§ THE EXERCISE: Spot each line in the records below where the word "sunrise" occurs, then copy it.

Collected data entries:
------------------------------------
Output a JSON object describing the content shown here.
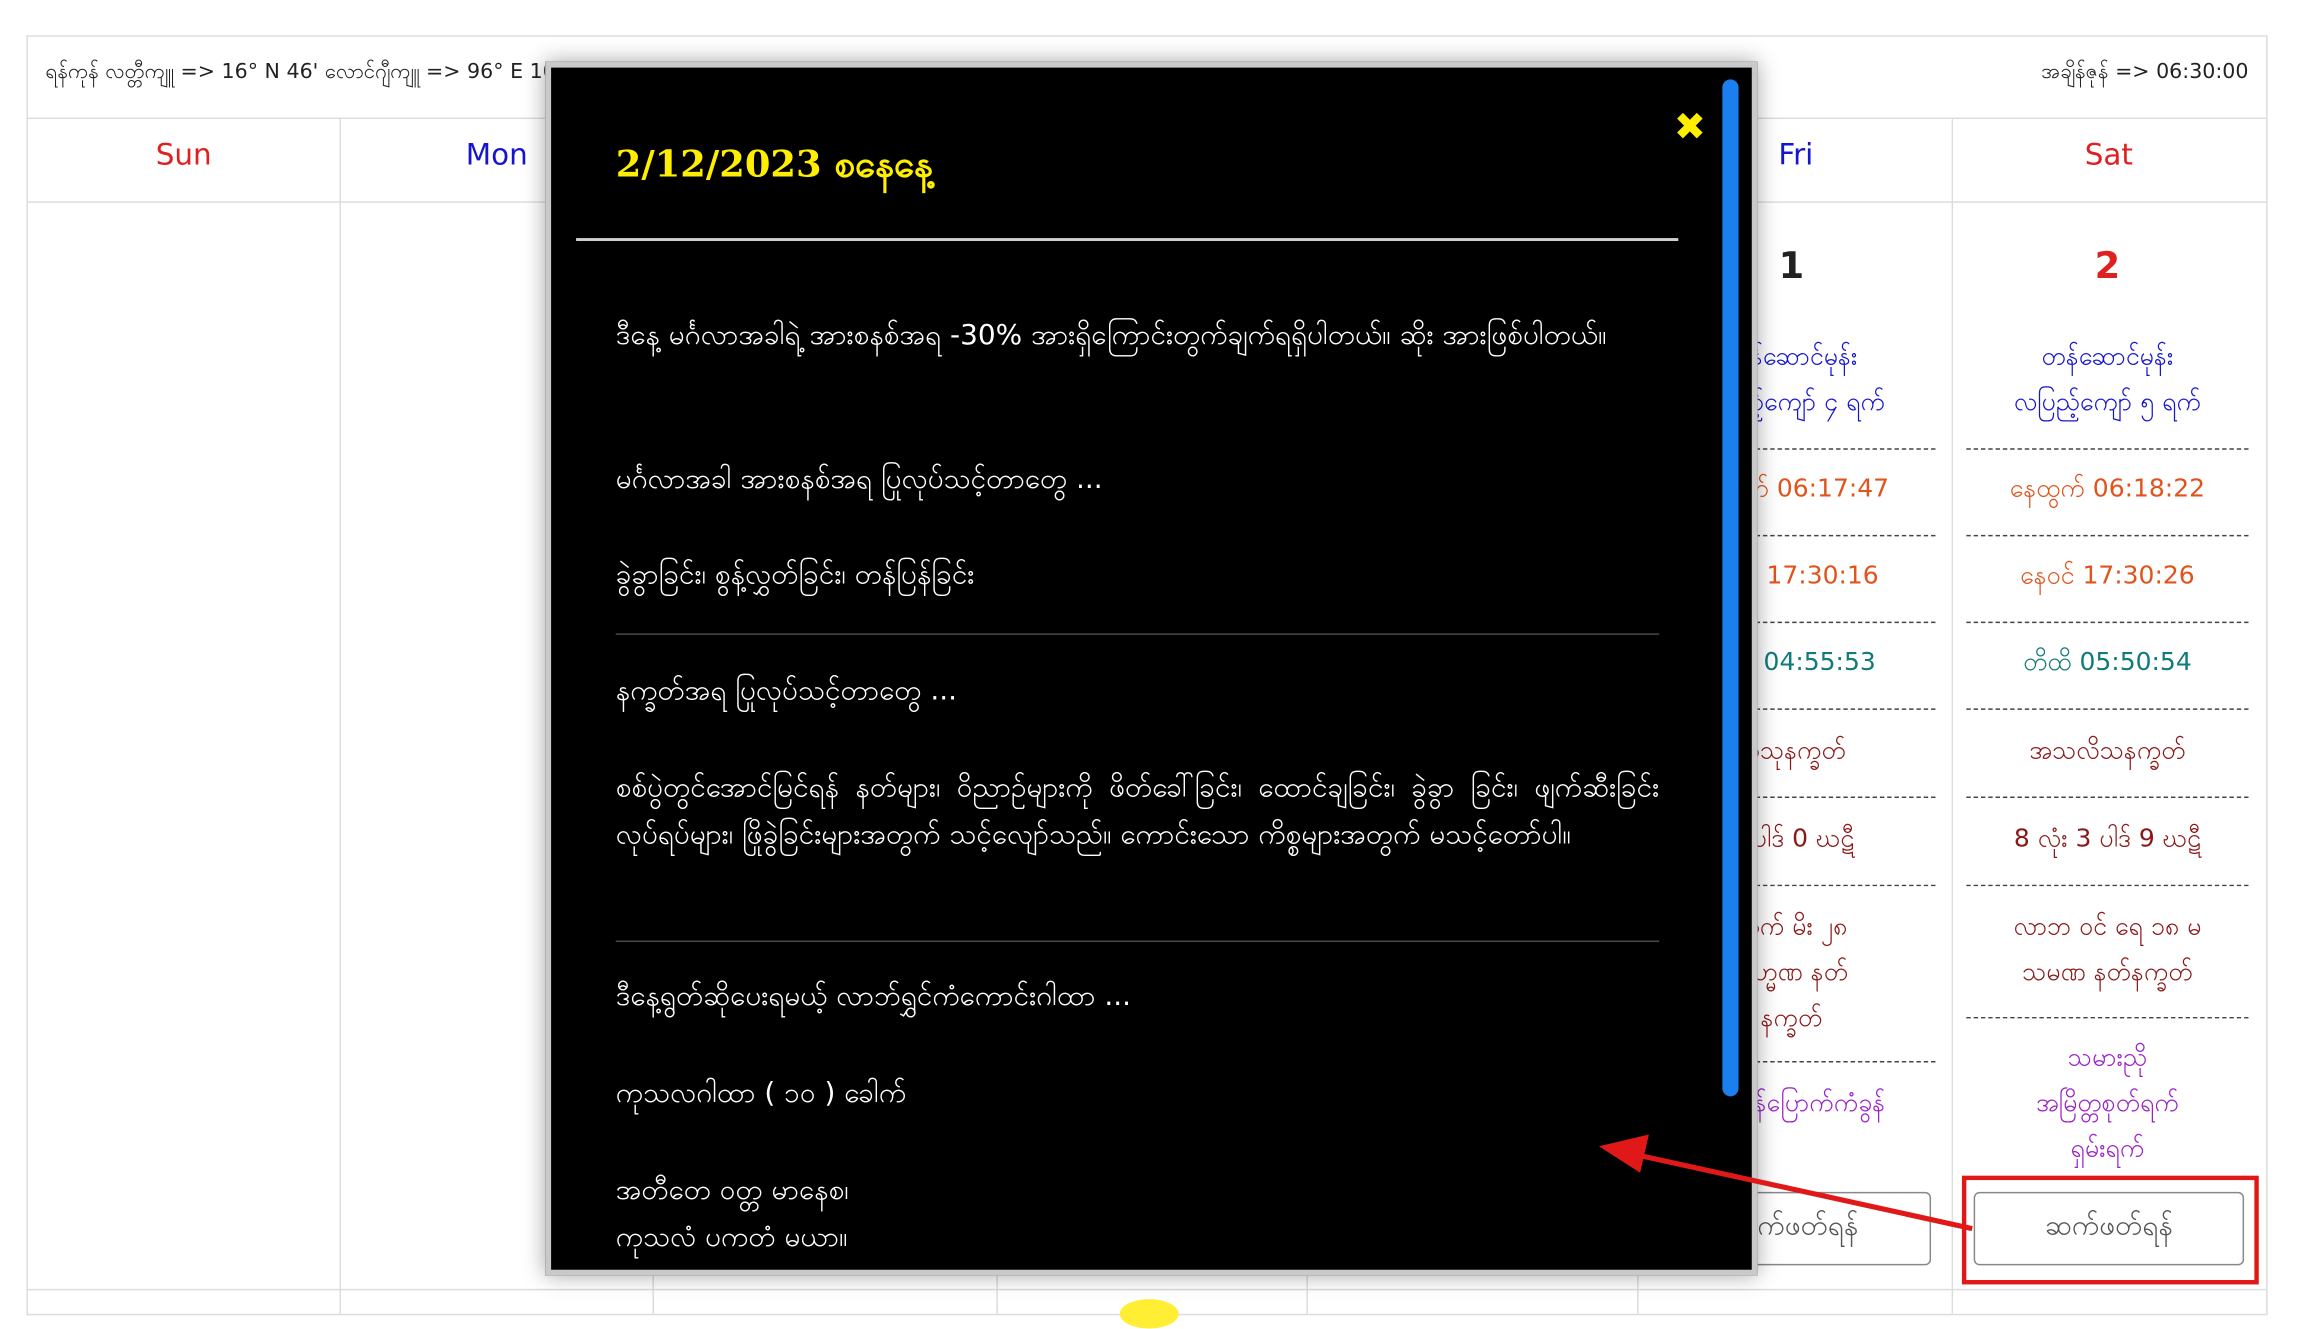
{
  "header": {
    "location": "ရန်ကုန် လတ္တီကျူ => 16° N 46' လောင်ဂျီကျူ => 96° E 10'",
    "timezone": "အချိန်ဇုန် => 06:30:00"
  },
  "days": {
    "sun": "Sun",
    "mon": "Mon",
    "fri": "Fri",
    "sat": "Sat"
  },
  "cells": {
    "fri": {
      "date": "1",
      "month": [
        "တန်ဆောင်မုန်း",
        "လပြည့်ကျော် ၄ ရက်"
      ],
      "sunrise": "နေထွက် 06:17:47",
      "sunset": "နေဝင် 17:30:16",
      "tithi": "တိထိ 04:55:53",
      "nakshatra": "အသုနက္ခတ်",
      "ghati": "0 ပါဒ် 0 ဃဋီ",
      "lagna": [
        "ထွက် မိး ၂၈",
        "ပြဟ္မဏ နတ်",
        "နက္ခတ်"
      ],
      "extra": [
        "ပြက္ခဒိန်ပြောက်ကံခွန်"
      ],
      "button": "ဆက်ဖတ်ရန်"
    },
    "sat": {
      "date": "2",
      "month": [
        "တန်ဆောင်မုန်း",
        "လပြည့်ကျော် ၅ ရက်"
      ],
      "sunrise": "နေထွက် 06:18:22",
      "sunset": "နေဝင် 17:30:26",
      "tithi": "တိထိ 05:50:54",
      "nakshatra": "အသလိသနက္ခတ်",
      "ghati": "8 လုံး 3 ပါဒ် 9 ဃဋီ",
      "lagna": [
        "လာဘ ဝင် ရေ ၁၈ မ",
        "သမဏ နတ်နက္ခတ်"
      ],
      "extra": [
        "သမားညို",
        "အမြိတ္တစုတ်ရက်",
        "ရှမ်းရက်"
      ],
      "button": "ဆက်ဖတ်ရန်"
    }
  },
  "modal": {
    "title": "2/12/2023 စနေနေ့",
    "close": "✖",
    "p1": "ဒီနေ့ မင်္ဂလာအခါရဲ့ အားစနစ်အရ -30% အားရှိကြောင်းတွက်ချက်ရရှိပါတယ်။ ဆိုး အားဖြစ်ပါတယ်။",
    "h1": "မင်္ဂလာအခါ အားစနစ်အရ ပြုလုပ်သင့်တာတွေ ...",
    "p2": "ခွဲခွာခြင်း၊ စွန့်လွှတ်ခြင်း၊ တန်ပြန်ခြင်း",
    "h2": "နက္ခတ်အရ ပြုလုပ်သင့်တာတွေ ...",
    "p3": "စစ်ပွဲတွင်အောင်မြင်ရန် နတ်များ၊ ဝိညာဉ်များကို ဖိတ်ခေါ်ခြင်း၊ ထောင်ချခြင်း၊ ခွဲခွာ ခြင်း၊ ဖျက်ဆီးခြင်းလုပ်ရပ်များ၊ ဖြိုခွဲခြင်းများအတွက် သင့်လျော်သည်။ ကောင်းသော ကိစ္စများအတွက် မသင့်တော်ပါ။",
    "h3": "ဒီနေ့ရွတ်ဆိုပေးရမယ့် လာဘ်ရွှင်ကံကောင်းဂါထာ ...",
    "p4": "ကုသလဂါထာ ( ၁၀ ) ခေါက်",
    "p5": "အတီတေ ဝတ္တ မာနေစ၊",
    "p6": "ကုသလံ ပကတံ မယာ။"
  },
  "colors": {
    "sun": "#e02020",
    "mon": "#1515d0",
    "fri": "#1515d0",
    "sat": "#e02020",
    "month_text": "#1515d0",
    "time_text": "#e0541c",
    "tithi_text": "#117a7a",
    "nakshatra_text": "#8b1818",
    "extra_text": "#9b22c8",
    "modal_title": "#ffee00",
    "annotation": "#e01818"
  }
}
------------------------------------
§ TASK RESULT:
      "sunrise": "နေထွက် 06:17:47",
      "sunrise": "နေထွက် 06:18:22",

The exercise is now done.